## START EXERCISE MATERIAL

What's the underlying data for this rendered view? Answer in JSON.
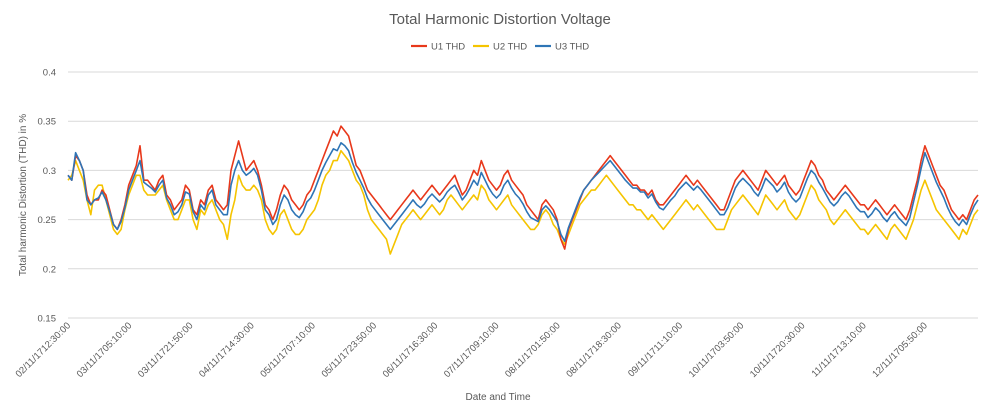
{
  "chart_data": {
    "type": "line",
    "title": "Total Harmonic Distortion Voltage",
    "xlabel": "Date and Time",
    "ylabel": "Total harmonic Distortion (THD) in %",
    "ylim": [
      0.15,
      0.4
    ],
    "yticks": [
      "0.15",
      "0.2",
      "0.25",
      "0.3",
      "0.35",
      "0.4"
    ],
    "grid": true,
    "legend_position": "top",
    "xtick_labels": [
      "02/11/1712:30:00",
      "03/11/1705:10:00",
      "03/11/1721:50:00",
      "04/11/1714:30:00",
      "05/11/1707:10:00",
      "05/11/1723:50:00",
      "06/11/1716:30:00",
      "07/11/1709:10:00",
      "08/11/1701:50:00",
      "08/11/1718:30:00",
      "09/11/1711:10:00",
      "10/11/1703:50:00",
      "10/11/1720:30:00",
      "11/11/1713:10:00",
      "12/11/1705:50:00"
    ],
    "series": [
      {
        "name": "U1 THD",
        "color": "#e8381b",
        "values": [
          0.295,
          0.29,
          0.315,
          0.31,
          0.3,
          0.275,
          0.265,
          0.27,
          0.27,
          0.28,
          0.275,
          0.26,
          0.245,
          0.24,
          0.25,
          0.265,
          0.285,
          0.295,
          0.305,
          0.325,
          0.29,
          0.29,
          0.285,
          0.28,
          0.29,
          0.295,
          0.275,
          0.27,
          0.26,
          0.265,
          0.27,
          0.285,
          0.28,
          0.26,
          0.255,
          0.27,
          0.265,
          0.28,
          0.285,
          0.27,
          0.265,
          0.26,
          0.265,
          0.3,
          0.315,
          0.33,
          0.315,
          0.3,
          0.305,
          0.31,
          0.3,
          0.285,
          0.265,
          0.26,
          0.25,
          0.26,
          0.275,
          0.285,
          0.28,
          0.27,
          0.265,
          0.26,
          0.265,
          0.275,
          0.28,
          0.29,
          0.3,
          0.31,
          0.32,
          0.33,
          0.34,
          0.335,
          0.345,
          0.34,
          0.335,
          0.32,
          0.305,
          0.3,
          0.29,
          0.28,
          0.275,
          0.27,
          0.265,
          0.26,
          0.255,
          0.25,
          0.255,
          0.26,
          0.265,
          0.27,
          0.275,
          0.28,
          0.275,
          0.27,
          0.275,
          0.28,
          0.285,
          0.28,
          0.275,
          0.28,
          0.285,
          0.29,
          0.295,
          0.285,
          0.275,
          0.28,
          0.29,
          0.3,
          0.295,
          0.31,
          0.3,
          0.29,
          0.285,
          0.28,
          0.285,
          0.295,
          0.3,
          0.29,
          0.285,
          0.28,
          0.275,
          0.265,
          0.26,
          0.255,
          0.25,
          0.265,
          0.27,
          0.265,
          0.26,
          0.25,
          0.23,
          0.22,
          0.24,
          0.25,
          0.26,
          0.27,
          0.28,
          0.285,
          0.29,
          0.295,
          0.3,
          0.305,
          0.31,
          0.315,
          0.31,
          0.305,
          0.3,
          0.295,
          0.29,
          0.285,
          0.285,
          0.28,
          0.28,
          0.275,
          0.28,
          0.27,
          0.265,
          0.265,
          0.27,
          0.275,
          0.28,
          0.285,
          0.29,
          0.295,
          0.29,
          0.285,
          0.29,
          0.285,
          0.28,
          0.275,
          0.27,
          0.265,
          0.26,
          0.26,
          0.27,
          0.28,
          0.29,
          0.295,
          0.3,
          0.295,
          0.29,
          0.285,
          0.28,
          0.29,
          0.3,
          0.295,
          0.29,
          0.285,
          0.29,
          0.295,
          0.285,
          0.28,
          0.275,
          0.28,
          0.29,
          0.3,
          0.31,
          0.305,
          0.295,
          0.29,
          0.28,
          0.275,
          0.27,
          0.275,
          0.28,
          0.285,
          0.28,
          0.275,
          0.27,
          0.265,
          0.265,
          0.26,
          0.265,
          0.27,
          0.265,
          0.26,
          0.255,
          0.26,
          0.265,
          0.26,
          0.255,
          0.25,
          0.26,
          0.275,
          0.29,
          0.31,
          0.325,
          0.315,
          0.305,
          0.295,
          0.285,
          0.28,
          0.27,
          0.26,
          0.255,
          0.25,
          0.255,
          0.25,
          0.26,
          0.27,
          0.275
        ]
      },
      {
        "name": "U2 THD",
        "color": "#f5c400",
        "values": [
          0.29,
          0.295,
          0.31,
          0.3,
          0.29,
          0.27,
          0.255,
          0.28,
          0.285,
          0.285,
          0.27,
          0.255,
          0.24,
          0.235,
          0.24,
          0.26,
          0.275,
          0.285,
          0.295,
          0.295,
          0.28,
          0.275,
          0.275,
          0.275,
          0.28,
          0.285,
          0.27,
          0.26,
          0.25,
          0.25,
          0.26,
          0.27,
          0.27,
          0.25,
          0.24,
          0.26,
          0.255,
          0.265,
          0.27,
          0.26,
          0.25,
          0.245,
          0.23,
          0.255,
          0.27,
          0.295,
          0.285,
          0.28,
          0.28,
          0.285,
          0.28,
          0.27,
          0.25,
          0.24,
          0.235,
          0.24,
          0.255,
          0.26,
          0.25,
          0.24,
          0.235,
          0.235,
          0.24,
          0.25,
          0.255,
          0.26,
          0.27,
          0.285,
          0.295,
          0.3,
          0.31,
          0.31,
          0.32,
          0.315,
          0.31,
          0.3,
          0.29,
          0.285,
          0.275,
          0.26,
          0.25,
          0.245,
          0.24,
          0.235,
          0.23,
          0.215,
          0.225,
          0.235,
          0.245,
          0.25,
          0.255,
          0.26,
          0.255,
          0.25,
          0.255,
          0.26,
          0.265,
          0.26,
          0.255,
          0.26,
          0.27,
          0.275,
          0.27,
          0.265,
          0.26,
          0.265,
          0.27,
          0.275,
          0.27,
          0.285,
          0.28,
          0.27,
          0.265,
          0.26,
          0.265,
          0.27,
          0.275,
          0.265,
          0.26,
          0.255,
          0.25,
          0.245,
          0.24,
          0.24,
          0.245,
          0.255,
          0.26,
          0.255,
          0.245,
          0.24,
          0.23,
          0.225,
          0.235,
          0.245,
          0.255,
          0.265,
          0.27,
          0.275,
          0.28,
          0.28,
          0.285,
          0.29,
          0.295,
          0.29,
          0.285,
          0.28,
          0.275,
          0.27,
          0.265,
          0.265,
          0.26,
          0.26,
          0.255,
          0.25,
          0.255,
          0.25,
          0.245,
          0.24,
          0.245,
          0.25,
          0.255,
          0.26,
          0.265,
          0.27,
          0.265,
          0.26,
          0.265,
          0.26,
          0.255,
          0.25,
          0.245,
          0.24,
          0.24,
          0.24,
          0.25,
          0.26,
          0.265,
          0.27,
          0.275,
          0.27,
          0.265,
          0.26,
          0.255,
          0.265,
          0.275,
          0.27,
          0.265,
          0.26,
          0.265,
          0.27,
          0.26,
          0.255,
          0.25,
          0.255,
          0.265,
          0.275,
          0.285,
          0.28,
          0.27,
          0.265,
          0.26,
          0.25,
          0.245,
          0.25,
          0.255,
          0.26,
          0.255,
          0.25,
          0.245,
          0.24,
          0.24,
          0.235,
          0.24,
          0.245,
          0.24,
          0.235,
          0.23,
          0.24,
          0.245,
          0.24,
          0.235,
          0.23,
          0.24,
          0.25,
          0.265,
          0.28,
          0.29,
          0.28,
          0.27,
          0.26,
          0.255,
          0.25,
          0.245,
          0.24,
          0.235,
          0.23,
          0.24,
          0.235,
          0.245,
          0.255,
          0.26
        ]
      },
      {
        "name": "U3 THD",
        "color": "#2e75b6",
        "values": [
          0.295,
          0.29,
          0.318,
          0.31,
          0.3,
          0.27,
          0.265,
          0.27,
          0.272,
          0.278,
          0.27,
          0.258,
          0.245,
          0.24,
          0.248,
          0.262,
          0.28,
          0.29,
          0.3,
          0.31,
          0.288,
          0.285,
          0.282,
          0.278,
          0.285,
          0.29,
          0.272,
          0.265,
          0.255,
          0.258,
          0.265,
          0.278,
          0.276,
          0.258,
          0.25,
          0.265,
          0.26,
          0.275,
          0.28,
          0.265,
          0.26,
          0.255,
          0.255,
          0.285,
          0.3,
          0.31,
          0.3,
          0.295,
          0.298,
          0.302,
          0.295,
          0.28,
          0.26,
          0.255,
          0.245,
          0.25,
          0.265,
          0.275,
          0.27,
          0.26,
          0.255,
          0.252,
          0.258,
          0.268,
          0.272,
          0.28,
          0.29,
          0.3,
          0.308,
          0.315,
          0.322,
          0.32,
          0.328,
          0.325,
          0.32,
          0.308,
          0.298,
          0.29,
          0.282,
          0.272,
          0.265,
          0.26,
          0.255,
          0.25,
          0.245,
          0.24,
          0.245,
          0.25,
          0.255,
          0.26,
          0.265,
          0.27,
          0.265,
          0.262,
          0.266,
          0.272,
          0.276,
          0.272,
          0.268,
          0.272,
          0.278,
          0.282,
          0.285,
          0.278,
          0.27,
          0.275,
          0.282,
          0.29,
          0.285,
          0.298,
          0.29,
          0.282,
          0.276,
          0.272,
          0.276,
          0.285,
          0.29,
          0.282,
          0.276,
          0.272,
          0.266,
          0.258,
          0.252,
          0.25,
          0.248,
          0.26,
          0.264,
          0.26,
          0.254,
          0.248,
          0.235,
          0.228,
          0.242,
          0.252,
          0.262,
          0.272,
          0.28,
          0.285,
          0.29,
          0.294,
          0.298,
          0.302,
          0.306,
          0.31,
          0.305,
          0.3,
          0.295,
          0.29,
          0.286,
          0.282,
          0.282,
          0.278,
          0.278,
          0.272,
          0.276,
          0.268,
          0.262,
          0.26,
          0.265,
          0.27,
          0.274,
          0.28,
          0.284,
          0.288,
          0.284,
          0.28,
          0.284,
          0.28,
          0.275,
          0.27,
          0.265,
          0.26,
          0.255,
          0.255,
          0.262,
          0.272,
          0.282,
          0.288,
          0.292,
          0.288,
          0.284,
          0.278,
          0.274,
          0.282,
          0.292,
          0.288,
          0.284,
          0.278,
          0.282,
          0.288,
          0.278,
          0.272,
          0.268,
          0.272,
          0.282,
          0.292,
          0.3,
          0.296,
          0.288,
          0.282,
          0.275,
          0.268,
          0.264,
          0.268,
          0.274,
          0.278,
          0.274,
          0.268,
          0.262,
          0.258,
          0.258,
          0.252,
          0.256,
          0.262,
          0.258,
          0.252,
          0.248,
          0.254,
          0.258,
          0.252,
          0.248,
          0.244,
          0.252,
          0.268,
          0.284,
          0.302,
          0.318,
          0.308,
          0.298,
          0.288,
          0.28,
          0.272,
          0.262,
          0.254,
          0.248,
          0.244,
          0.25,
          0.245,
          0.255,
          0.264,
          0.27
        ]
      }
    ]
  }
}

## END EXERCISE MATERIAL

EXERCISE OBJECTIVE
Find the lines with the string "Total" and reproduce them.

RESULT
    "title": "Total Harmonic Distortion Voltage",
    "ylabel": "Total harmonic Distortion (THD) in %",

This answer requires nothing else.